## begin Available data

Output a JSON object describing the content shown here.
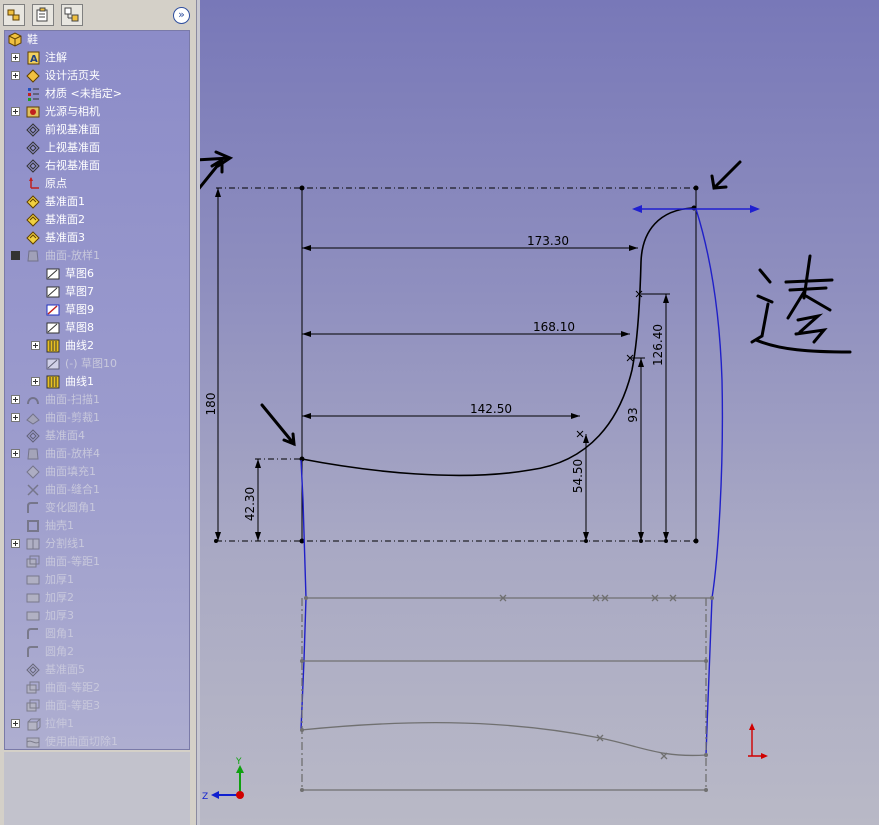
{
  "panel": {
    "root_label": "鞋",
    "items": [
      {
        "label": "注解",
        "icon": "annotations-icon",
        "expander": "plus",
        "indent": 0,
        "dim": false
      },
      {
        "label": "设计活页夹",
        "icon": "design-binder-icon",
        "expander": "plus",
        "indent": 0,
        "dim": false
      },
      {
        "label": "材质 <未指定>",
        "icon": "material-icon",
        "expander": "none",
        "indent": 0,
        "dim": false
      },
      {
        "label": "光源与相机",
        "icon": "lights-cameras-icon",
        "expander": "plus",
        "indent": 0,
        "dim": false
      },
      {
        "label": "前视基准面",
        "icon": "plane-icon",
        "expander": "none",
        "indent": 0,
        "dim": false
      },
      {
        "label": "上视基准面",
        "icon": "plane-icon",
        "expander": "none",
        "indent": 0,
        "dim": false
      },
      {
        "label": "右视基准面",
        "icon": "plane-icon",
        "expander": "none",
        "indent": 0,
        "dim": false
      },
      {
        "label": "原点",
        "icon": "origin-icon",
        "expander": "none",
        "indent": 0,
        "dim": false
      },
      {
        "label": "基准面1",
        "icon": "plane-yellow-icon",
        "expander": "none",
        "indent": 0,
        "dim": false
      },
      {
        "label": "基准面2",
        "icon": "plane-yellow-icon",
        "expander": "none",
        "indent": 0,
        "dim": false
      },
      {
        "label": "基准面3",
        "icon": "plane-yellow-icon",
        "expander": "none",
        "indent": 0,
        "dim": false
      },
      {
        "label": "曲面-放样1",
        "icon": "surface-loft-icon",
        "expander": "minus",
        "indent": 0,
        "dim": true
      },
      {
        "label": "草图6",
        "icon": "sketch-icon",
        "expander": "none",
        "indent": 1,
        "dim": false
      },
      {
        "label": "草图7",
        "icon": "sketch-icon",
        "expander": "none",
        "indent": 1,
        "dim": false
      },
      {
        "label": "草图9",
        "icon": "sketch-active-icon",
        "expander": "none",
        "indent": 1,
        "dim": false
      },
      {
        "label": "草图8",
        "icon": "sketch-icon",
        "expander": "none",
        "indent": 1,
        "dim": false
      },
      {
        "label": "曲线2",
        "icon": "curve-icon",
        "expander": "plus",
        "indent": 1,
        "dim": false
      },
      {
        "label": "(-) 草图10",
        "icon": "sketch-icon",
        "expander": "none",
        "indent": 1,
        "dim": true
      },
      {
        "label": "曲线1",
        "icon": "curve-icon",
        "expander": "plus",
        "indent": 1,
        "dim": false
      },
      {
        "label": "曲面-扫描1",
        "icon": "surface-sweep-icon",
        "expander": "plus",
        "indent": 0,
        "dim": true
      },
      {
        "label": "曲面-剪裁1",
        "icon": "surface-trim-icon",
        "expander": "plus",
        "indent": 0,
        "dim": true
      },
      {
        "label": "基准面4",
        "icon": "plane-icon",
        "expander": "none",
        "indent": 0,
        "dim": true
      },
      {
        "label": "曲面-放样4",
        "icon": "surface-loft-icon",
        "expander": "plus",
        "indent": 0,
        "dim": true
      },
      {
        "label": "曲面填充1",
        "icon": "surface-fill-icon",
        "expander": "none",
        "indent": 0,
        "dim": true
      },
      {
        "label": "曲面-缝合1",
        "icon": "surface-knit-icon",
        "expander": "none",
        "indent": 0,
        "dim": true
      },
      {
        "label": "变化圆角1",
        "icon": "fillet-icon",
        "expander": "none",
        "indent": 0,
        "dim": true
      },
      {
        "label": "抽壳1",
        "icon": "shell-icon",
        "expander": "none",
        "indent": 0,
        "dim": true
      },
      {
        "label": "分割线1",
        "icon": "split-line-icon",
        "expander": "plus",
        "indent": 0,
        "dim": true
      },
      {
        "label": "曲面-等距1",
        "icon": "surface-offset-icon",
        "expander": "none",
        "indent": 0,
        "dim": true
      },
      {
        "label": "加厚1",
        "icon": "thicken-icon",
        "expander": "none",
        "indent": 0,
        "dim": true
      },
      {
        "label": "加厚2",
        "icon": "thicken-icon",
        "expander": "none",
        "indent": 0,
        "dim": true
      },
      {
        "label": "加厚3",
        "icon": "thicken-icon",
        "expander": "none",
        "indent": 0,
        "dim": true
      },
      {
        "label": "圆角1",
        "icon": "fillet-icon",
        "expander": "none",
        "indent": 0,
        "dim": true
      },
      {
        "label": "圆角2",
        "icon": "fillet-icon",
        "expander": "none",
        "indent": 0,
        "dim": true
      },
      {
        "label": "基准面5",
        "icon": "plane-icon",
        "expander": "none",
        "indent": 0,
        "dim": true
      },
      {
        "label": "曲面-等距2",
        "icon": "surface-offset-icon",
        "expander": "none",
        "indent": 0,
        "dim": true
      },
      {
        "label": "曲面-等距3",
        "icon": "surface-offset-icon",
        "expander": "none",
        "indent": 0,
        "dim": true
      },
      {
        "label": "拉伸1",
        "icon": "extrude-icon",
        "expander": "plus",
        "indent": 0,
        "dim": true
      },
      {
        "label": "使用曲面切除1",
        "icon": "surface-cut-icon",
        "expander": "none",
        "indent": 0,
        "dim": true
      }
    ]
  },
  "sketch": {
    "dimensions": [
      "173.30",
      "168.10",
      "142.50",
      "126.40",
      "93",
      "54.50",
      "180",
      "42.30"
    ],
    "handwritten": "透"
  },
  "triad": {
    "y_label": "Y",
    "z_label": "Z"
  }
}
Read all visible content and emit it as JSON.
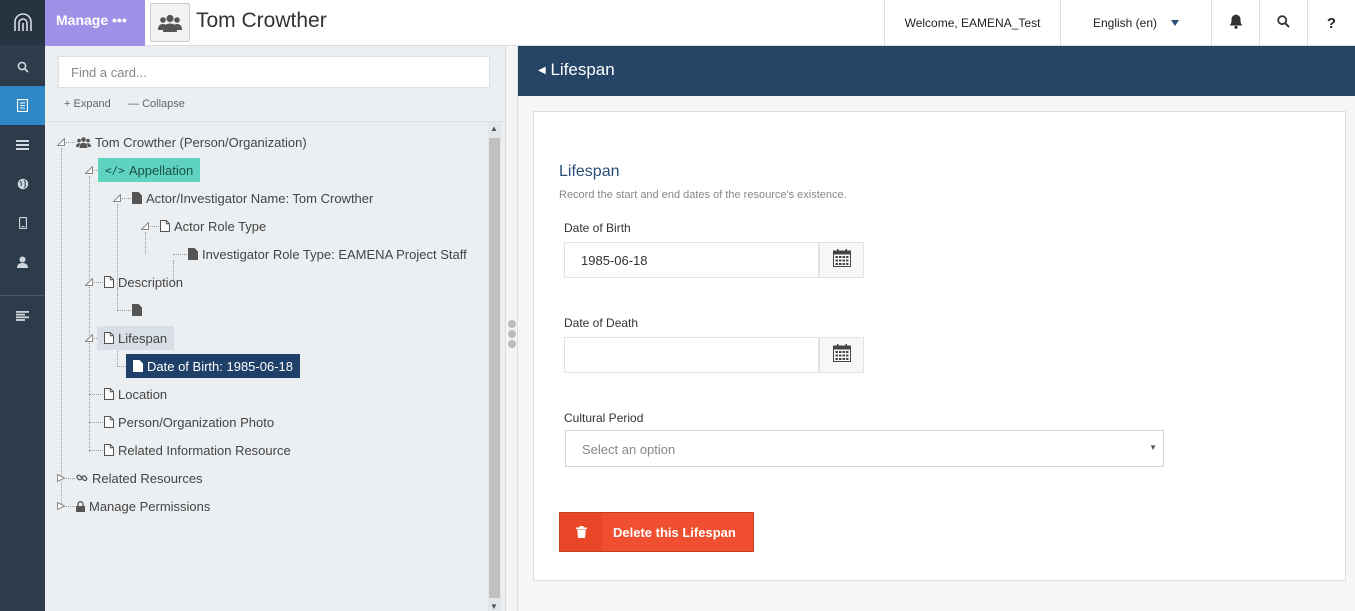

## end Available data

Pictures in the records above should not be copied. Repeat everything else exactly.

Output a JSON object describing the content shown here.
{
  "panel": {
    "root_label": "鞋",
    "items": [
      {
        "label": "注解",
        "icon": "annotations-icon",
        "expander": "plus",
        "indent": 0,
        "dim": false
      },
      {
        "label": "设计活页夹",
        "icon": "design-binder-icon",
        "expander": "plus",
        "indent": 0,
        "dim": false
      },
      {
        "label": "材质 <未指定>",
        "icon": "material-icon",
        "expander": "none",
        "indent": 0,
        "dim": false
      },
      {
        "label": "光源与相机",
        "icon": "lights-cameras-icon",
        "expander": "plus",
        "indent": 0,
        "dim": false
      },
      {
        "label": "前视基准面",
        "icon": "plane-icon",
        "expander": "none",
        "indent": 0,
        "dim": false
      },
      {
        "label": "上视基准面",
        "icon": "plane-icon",
        "expander": "none",
        "indent": 0,
        "dim": false
      },
      {
        "label": "右视基准面",
        "icon": "plane-icon",
        "expander": "none",
        "indent": 0,
        "dim": false
      },
      {
        "label": "原点",
        "icon": "origin-icon",
        "expander": "none",
        "indent": 0,
        "dim": false
      },
      {
        "label": "基准面1",
        "icon": "plane-yellow-icon",
        "expander": "none",
        "indent": 0,
        "dim": false
      },
      {
        "label": "基准面2",
        "icon": "plane-yellow-icon",
        "expander": "none",
        "indent": 0,
        "dim": false
      },
      {
        "label": "基准面3",
        "icon": "plane-yellow-icon",
        "expander": "none",
        "indent": 0,
        "dim": false
      },
      {
        "label": "曲面-放样1",
        "icon": "surface-loft-icon",
        "expander": "minus",
        "indent": 0,
        "dim": true
      },
      {
        "label": "草图6",
        "icon": "sketch-icon",
        "expander": "none",
        "indent": 1,
        "dim": false
      },
      {
        "label": "草图7",
        "icon": "sketch-icon",
        "expander": "none",
        "indent": 1,
        "dim": false
      },
      {
        "label": "草图9",
        "icon": "sketch-active-icon",
        "expander": "none",
        "indent": 1,
        "dim": false
      },
      {
        "label": "草图8",
        "icon": "sketch-icon",
        "expander": "none",
        "indent": 1,
        "dim": false
      },
      {
        "label": "曲线2",
        "icon": "curve-icon",
        "expander": "plus",
        "indent": 1,
        "dim": false
      },
      {
        "label": "(-) 草图10",
        "icon": "sketch-icon",
        "expander": "none",
        "indent": 1,
        "dim": true
      },
      {
        "label": "曲线1",
        "icon": "curve-icon",
        "expander": "plus",
        "indent": 1,
        "dim": false
      },
      {
        "label": "曲面-扫描1",
        "icon": "surface-sweep-icon",
        "expander": "plus",
        "indent": 0,
        "dim": true
      },
      {
        "label": "曲面-剪裁1",
        "icon": "surface-trim-icon",
        "expander": "plus",
        "indent": 0,
        "dim": true
      },
      {
        "label": "基准面4",
        "icon": "plane-icon",
        "expander": "none",
        "indent": 0,
        "dim": true
      },
      {
        "label": "曲面-放样4",
        "icon": "surface-loft-icon",
        "expander": "plus",
        "indent": 0,
        "dim": true
      },
      {
        "label": "曲面填充1",
        "icon": "surface-fill-icon",
        "expander": "none",
        "indent": 0,
        "dim": true
      },
      {
        "label": "曲面-缝合1",
        "icon": "surface-knit-icon",
        "expander": "none",
        "indent": 0,
        "dim": true
      },
      {
        "label": "变化圆角1",
        "icon": "fillet-icon",
        "expander": "none",
        "indent": 0,
        "dim": true
      },
      {
        "label": "抽壳1",
        "icon": "shell-icon",
        "expander": "none",
        "indent": 0,
        "dim": true
      },
      {
        "label": "分割线1",
        "icon": "split-line-icon",
        "expander": "plus",
        "indent": 0,
        "dim": true
      },
      {
        "label": "曲面-等距1",
        "icon": "surface-offset-icon",
        "expander": "none",
        "indent": 0,
        "dim": true
      },
      {
        "label": "加厚1",
        "icon": "thicken-icon",
        "expander": "none",
        "indent": 0,
        "dim": true
      },
      {
        "label": "加厚2",
        "icon": "thicken-icon",
        "expander": "none",
        "indent": 0,
        "dim": true
      },
      {
        "label": "加厚3",
        "icon": "thicken-icon",
        "expander": "none",
        "indent": 0,
        "dim": true
      },
      {
        "label": "圆角1",
        "icon": "fillet-icon",
        "expander": "none",
        "indent": 0,
        "dim": true
      },
      {
        "label": "圆角2",
        "icon": "fillet-icon",
        "expander": "none",
        "indent": 0,
        "dim": true
      },
      {
        "label": "基准面5",
        "icon": "plane-icon",
        "expander": "none",
        "indent": 0,
        "dim": true
      },
      {
        "label": "曲面-等距2",
        "icon": "surface-offset-icon",
        "expander": "none",
        "indent": 0,
        "dim": true
      },
      {
        "label": "曲面-等距3",
        "icon": "surface-offset-icon",
        "expander": "none",
        "indent": 0,
        "dim": true
      },
      {
        "label": "拉伸1",
        "icon": "extrude-icon",
        "expander": "plus",
        "indent": 0,
        "dim": true
      },
      {
        "label": "使用曲面切除1",
        "icon": "surface-cut-icon",
        "expander": "none",
        "indent": 0,
        "dim": true
      }
    ]
  },
  "sketch": {
    "dimensions": [
      "173.30",
      "168.10",
      "142.50",
      "126.40",
      "93",
      "54.50",
      "180",
      "42.30"
    ],
    "handwritten": "透"
  },
  "triad": {
    "y_label": "Y",
    "z_label": "Z"
  }
}
Read all visible content and emit it as JSON.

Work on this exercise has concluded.